TASK: Gather up every line that includes the string "pohyb".

:::

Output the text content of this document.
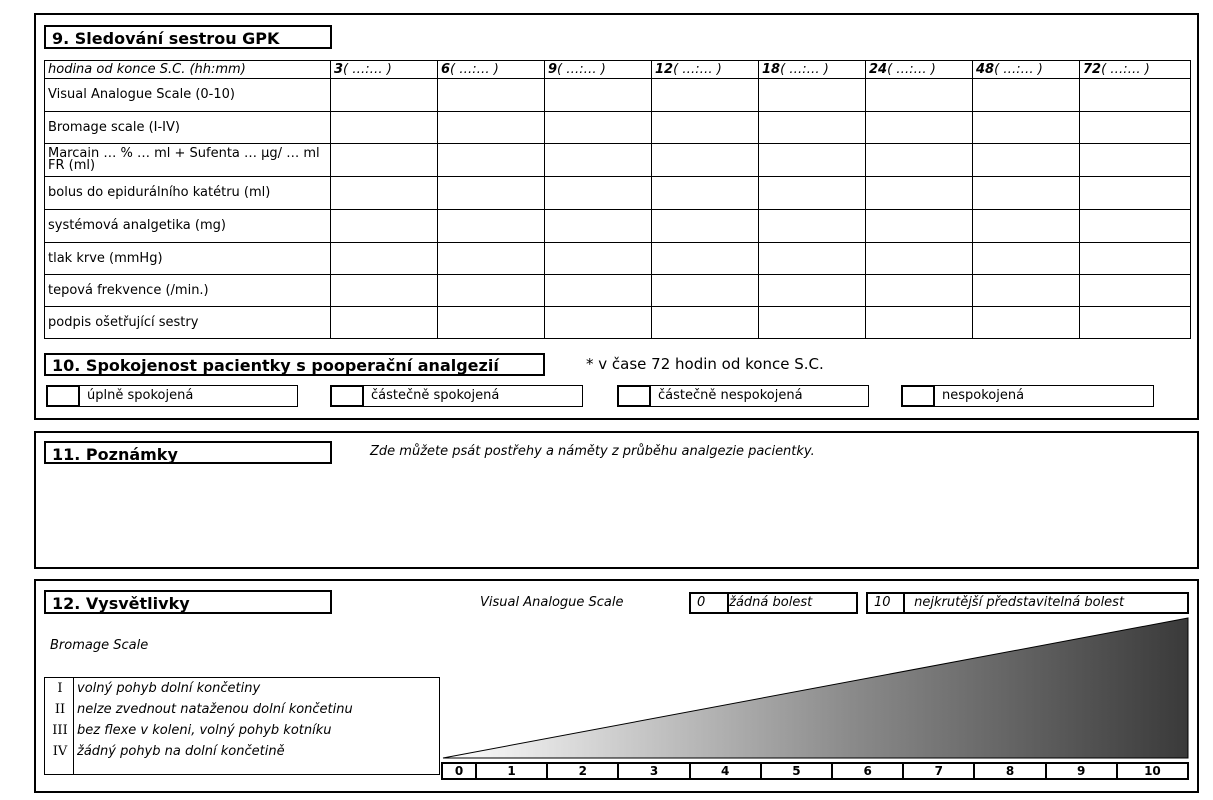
9. Sledování sestrou GPK
hodina od konce S.C. (hh:mm)	3( …:… )	6( …:… )	9( …:… )	12( …:… )	18( …:… )	24( …:… )	48( …:… )	72( …:… )
Visual Analogue Scale (0-10)								
Bromage scale (I-IV)								
Marcain … % … ml + Sufenta … μg/ … ml FR (ml)								
bolus do epidurálního katétru (ml)								
systémová analgetika (mg)								
tlak krve (mmHg)								
tepová frekvence (/min.)								
podpis ošetřující sestry								
10. Spokojenost pacientky s pooperační analgezií	* v čase 72 hodin od konce S.C.
úplně spokojená	částečně spokojená	částečně nespokojená	nespokojená
11. Poznámky	Zde můžete psát postřehy a náměty z průběhu analgezie pacientky.
12. Vysvětlivky	Visual Analogue Scale	0 žádná bolest	10 nejkrutější představitelná bolest
Bromage Scale
I	volný pohyb dolní končetiny
II nelze zvednout nataženou dolní končetinu
III bez flexe v koleni, volný pohyb kotníku
IV žádný pohyb na dolní končetině
0	1	2	3	4	5	6	7	8	9	10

:::

OUTPUT BELOW:
I	volný pohyb dolní končetiny
III bez flexe v koleni, volný pohyb kotníku
IV žádný pohyb na dolní končetině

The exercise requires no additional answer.